Chart and figure data
- - -
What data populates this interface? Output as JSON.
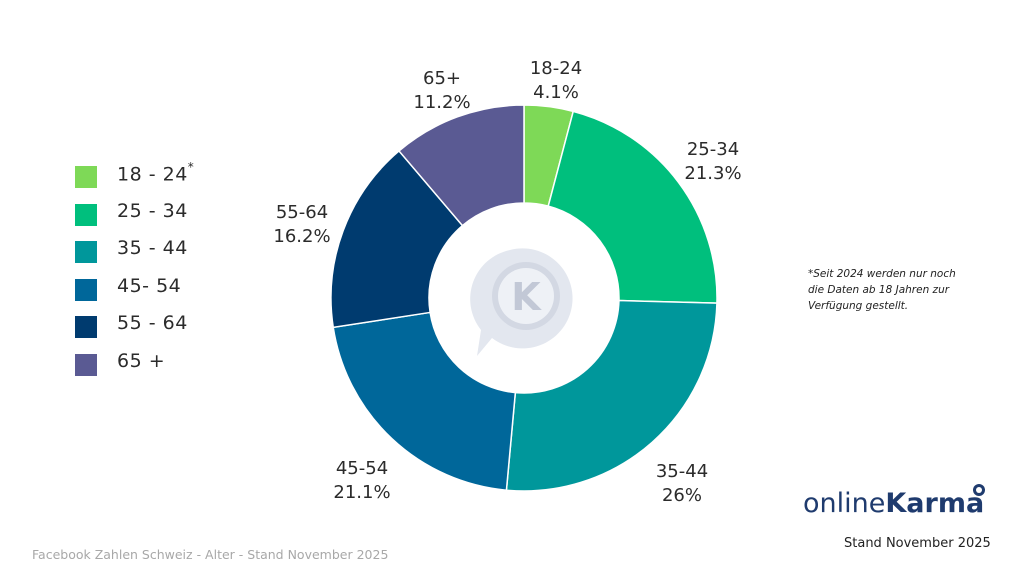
{
  "chart_data": {
    "type": "donut",
    "categories": [
      "18-24",
      "25-34",
      "35-44",
      "45-54",
      "55-64",
      "65+"
    ],
    "values": [
      4.1,
      21.3,
      26,
      21.1,
      16.2,
      11.2
    ],
    "value_labels": [
      "4.1%",
      "21.3%",
      "26%",
      "21.1%",
      "16.2%",
      "11.2%"
    ],
    "colors": [
      "#7ed957",
      "#00bf7d",
      "#00979b",
      "#00679a",
      "#003b6f",
      "#5a5a93"
    ],
    "legend": {
      "placement": "left",
      "entries": [
        "18 - 24",
        "25 - 34",
        "35 - 44",
        "45- 54",
        "55 - 64",
        "65 +"
      ],
      "first_entry_marker": "*"
    }
  },
  "center_logo": {
    "icon": "k-speech-bubble-icon",
    "letter": "K"
  },
  "note": "*Seit 2024 werden nur noch die Daten ab 18 Jahren zur Verfügung gestellt.",
  "brand": {
    "part1": "online",
    "part2": "Karma"
  },
  "stand": "Stand November 2025",
  "footer": "Facebook Zahlen Schweiz - Alter - Stand November 2025"
}
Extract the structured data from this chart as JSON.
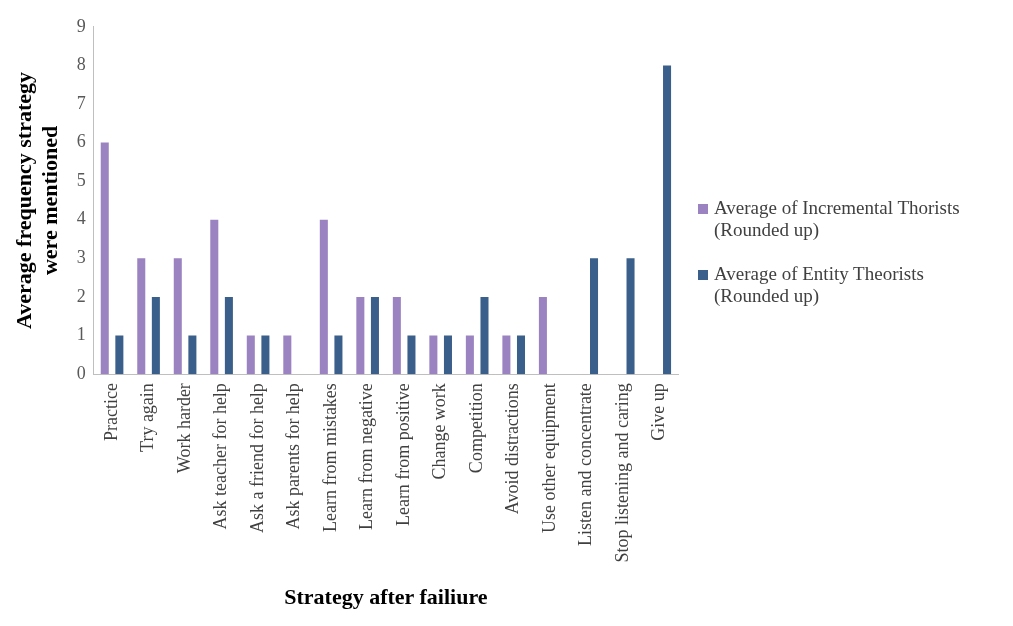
{
  "chart_data": {
    "type": "bar",
    "xlabel": "Strategy after failiure",
    "ylabel": "Average frequency strategy were mentioned",
    "categories": [
      "Practice",
      "Try again",
      "Work harder",
      "Ask teacher for help",
      "Ask a friend for help",
      "Ask parents for help",
      "Learn from mistakes",
      "Learn from negative",
      "Learn from positive",
      "Change work",
      "Competition",
      "Avoid distractions",
      "Use other equipment",
      "Listen and concentrate",
      "Stop listening and caring",
      "Give up"
    ],
    "series": [
      {
        "name": "Average of Incremental Thorists (Rounded up)",
        "color": "#9b82c1",
        "values": [
          6,
          3,
          3,
          4,
          1,
          1,
          4,
          2,
          2,
          1,
          1,
          1,
          2,
          0,
          0,
          0
        ]
      },
      {
        "name": "Average of Entity Theorists (Rounded up)",
        "color": "#3a5f8a",
        "values": [
          1,
          2,
          1,
          2,
          1,
          0,
          1,
          2,
          1,
          1,
          2,
          1,
          0,
          3,
          3,
          8
        ]
      }
    ],
    "ylim": [
      0,
      9
    ],
    "yticks": [
      0,
      1,
      2,
      3,
      4,
      5,
      6,
      7,
      8,
      9
    ],
    "grid": false,
    "legend": "right"
  }
}
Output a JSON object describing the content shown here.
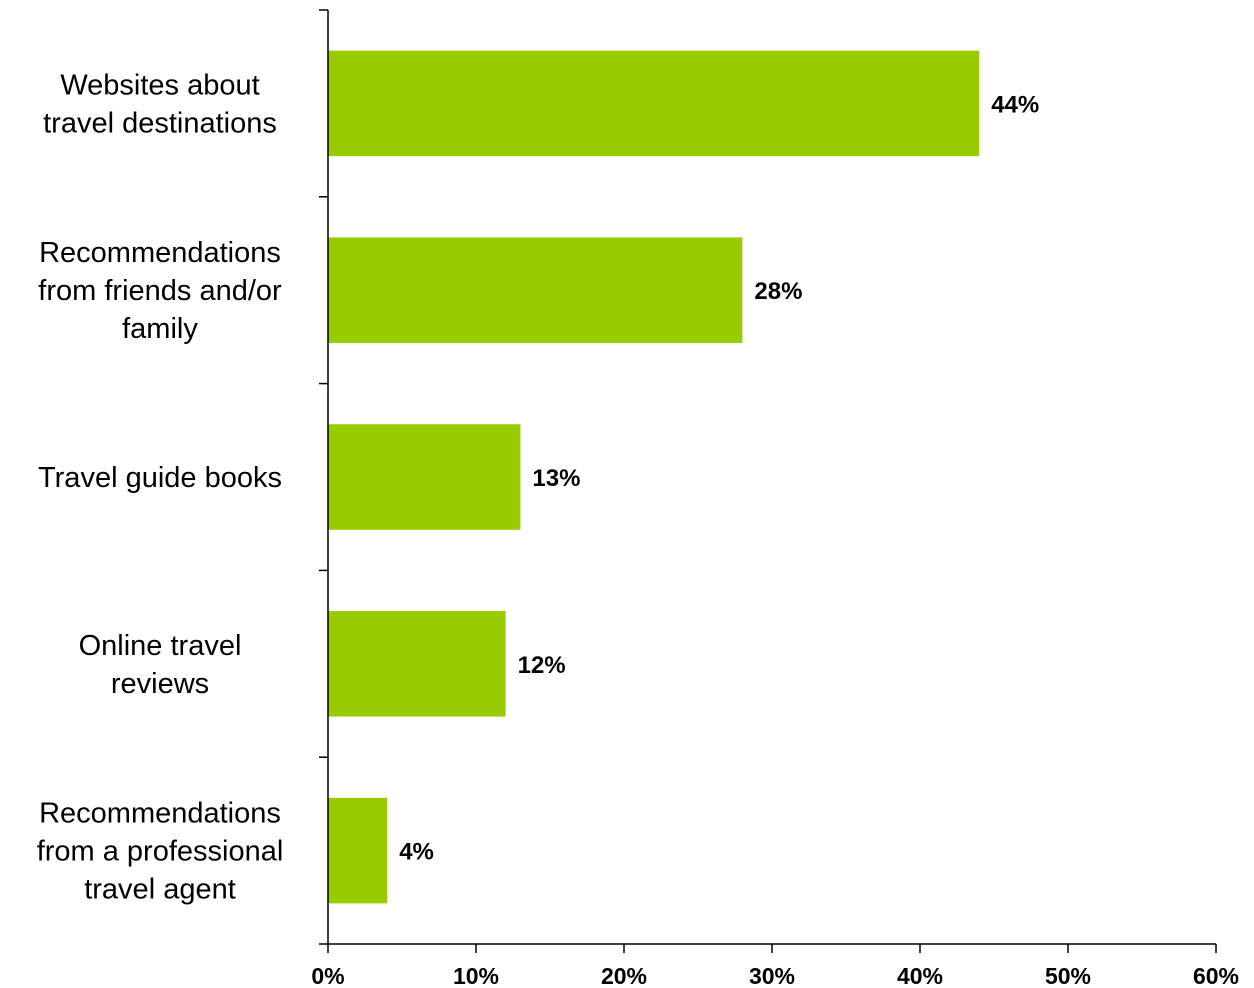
{
  "chart_data": {
    "type": "bar",
    "orientation": "horizontal",
    "categories": [
      [
        "Websites about",
        "travel destinations"
      ],
      [
        "Recommendations",
        "from friends and/or",
        "family"
      ],
      [
        "Travel guide books"
      ],
      [
        "Online travel",
        "reviews"
      ],
      [
        "Recommendations",
        "from a professional",
        "travel agent"
      ]
    ],
    "values": [
      44,
      28,
      13,
      12,
      4
    ],
    "data_labels": [
      "44%",
      "28%",
      "13%",
      "12%",
      "4%"
    ],
    "xlim": [
      0,
      60
    ],
    "x_ticks": [
      0,
      10,
      20,
      30,
      40,
      50,
      60
    ],
    "x_tick_labels": [
      "0%",
      "10%",
      "20%",
      "30%",
      "40%",
      "50%",
      "60%"
    ],
    "bar_color": "#99cc00",
    "grid": false,
    "legend": "none"
  }
}
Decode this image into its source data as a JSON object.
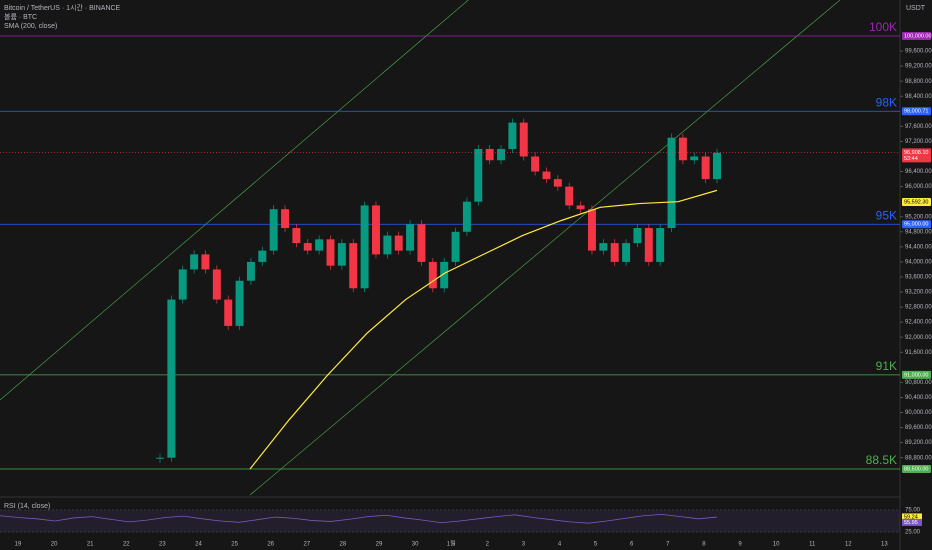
{
  "chart_data": {
    "type": "candlestick",
    "header": {
      "symbol": "Bitcoin / TetherUS · 1시간 · BINANCE",
      "volume": "볼륨 · BTC",
      "sma": "SMA (200, close)"
    },
    "currency": "USDT",
    "ylim": [
      100000,
      88500
    ],
    "yticks": [
      {
        "value": 99600,
        "label": "99,600.00"
      },
      {
        "value": 99200,
        "label": "99,200.00"
      },
      {
        "value": 98800,
        "label": "98,800.00"
      },
      {
        "value": 98400,
        "label": "98,400.00"
      },
      {
        "value": 97600,
        "label": "97,600.00"
      },
      {
        "value": 97200,
        "label": "97,200.00"
      },
      {
        "value": 96400,
        "label": "96,400.00"
      },
      {
        "value": 96000,
        "label": "96,000.00"
      },
      {
        "value": 95200,
        "label": "95,200.00"
      },
      {
        "value": 94800,
        "label": "94,800.00"
      },
      {
        "value": 94400,
        "label": "94,400.00"
      },
      {
        "value": 94000,
        "label": "94,000.00"
      },
      {
        "value": 93600,
        "label": "93,600.00"
      },
      {
        "value": 93200,
        "label": "93,200.00"
      },
      {
        "value": 92800,
        "label": "92,800.00"
      },
      {
        "value": 92400,
        "label": "92,400.00"
      },
      {
        "value": 92000,
        "label": "92,000.00"
      },
      {
        "value": 91600,
        "label": "91,600.00"
      },
      {
        "value": 90800,
        "label": "90,800.00"
      },
      {
        "value": 90400,
        "label": "90,400.00"
      },
      {
        "value": 90000,
        "label": "90,000.00"
      },
      {
        "value": 89600,
        "label": "89,600.00"
      },
      {
        "value": 89200,
        "label": "89,200.00"
      },
      {
        "value": 88800,
        "label": "88,800.00"
      }
    ],
    "levels": [
      {
        "value": 100000,
        "name": "100K",
        "label": "100,000.00",
        "color": "#9c27b0"
      },
      {
        "value": 98000.71,
        "name": "98K",
        "label": "98,000.71",
        "color": "#2962ff"
      },
      {
        "value": 95000,
        "name": "95K",
        "label": "95,000.00",
        "color": "#2962ff"
      },
      {
        "value": 91000,
        "name": "91K",
        "label": "91,000.00",
        "color": "#4caf50"
      },
      {
        "value": 88500,
        "name": "88.5K",
        "label": "88,500.00",
        "color": "#4caf50"
      }
    ],
    "last_price": {
      "value": 96908.1,
      "label": "96,908.10",
      "countdown": "53:44",
      "color": "#f23645"
    },
    "sma_price": {
      "value": 95592.3,
      "label": "95,592.30",
      "color": "#ffeb3b"
    },
    "x_labels": [
      "19",
      "20",
      "21",
      "22",
      "23",
      "24",
      "25",
      "26",
      "27",
      "28",
      "29",
      "30",
      "1월",
      "2",
      "3",
      "4",
      "5",
      "6",
      "7",
      "8",
      "9",
      "10",
      "11",
      "12",
      "13"
    ],
    "series": [
      {
        "name": "price",
        "up_color": "#089981",
        "down_color": "#f23645",
        "values": [
          88800,
          93000,
          93800,
          94200,
          93800,
          93000,
          92300,
          93500,
          94000,
          94300,
          95400,
          94900,
          94500,
          94300,
          94600,
          93900,
          94500,
          93300,
          95500,
          94200,
          94700,
          94300,
          95000,
          94000,
          93300,
          94000,
          94800,
          95600,
          97000,
          96700,
          97000,
          97700,
          96800,
          96400,
          96200,
          96000,
          95500,
          95400,
          94300,
          94500,
          94000,
          94500,
          94900,
          94000,
          94900,
          97300,
          96700,
          96800,
          96200,
          96900
        ]
      },
      {
        "name": "SMA (200, close)",
        "color": "#ffeb3b",
        "values": [
          88500,
          89800,
          91000,
          92100,
          93000,
          93700,
          94200,
          94700,
          95100,
          95450,
          95550,
          95600,
          95900
        ]
      }
    ],
    "rsi": {
      "title": "RSI (14, close)",
      "color": "#7e57c2",
      "ylim": [
        25,
        75
      ],
      "yticks": [
        {
          "value": 75,
          "label": "75.00"
        },
        {
          "value": 25,
          "label": "25.00"
        }
      ],
      "values": [
        62,
        58,
        55,
        50,
        57,
        60,
        54,
        48,
        52,
        58,
        61,
        55,
        50,
        47,
        53,
        59,
        56,
        51,
        49,
        54,
        60,
        63,
        57,
        52,
        46,
        50,
        55,
        60,
        64,
        58,
        53,
        48,
        45,
        50,
        56,
        62,
        65,
        60,
        55,
        59
      ],
      "value_label": {
        "value": 59.24,
        "label": "59.24"
      },
      "ma_label": {
        "value": 55.95,
        "label": "55.95"
      }
    }
  }
}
- - -
Check every line of the entries above for the word "from" and report how many lines contain it, giving the number only.

6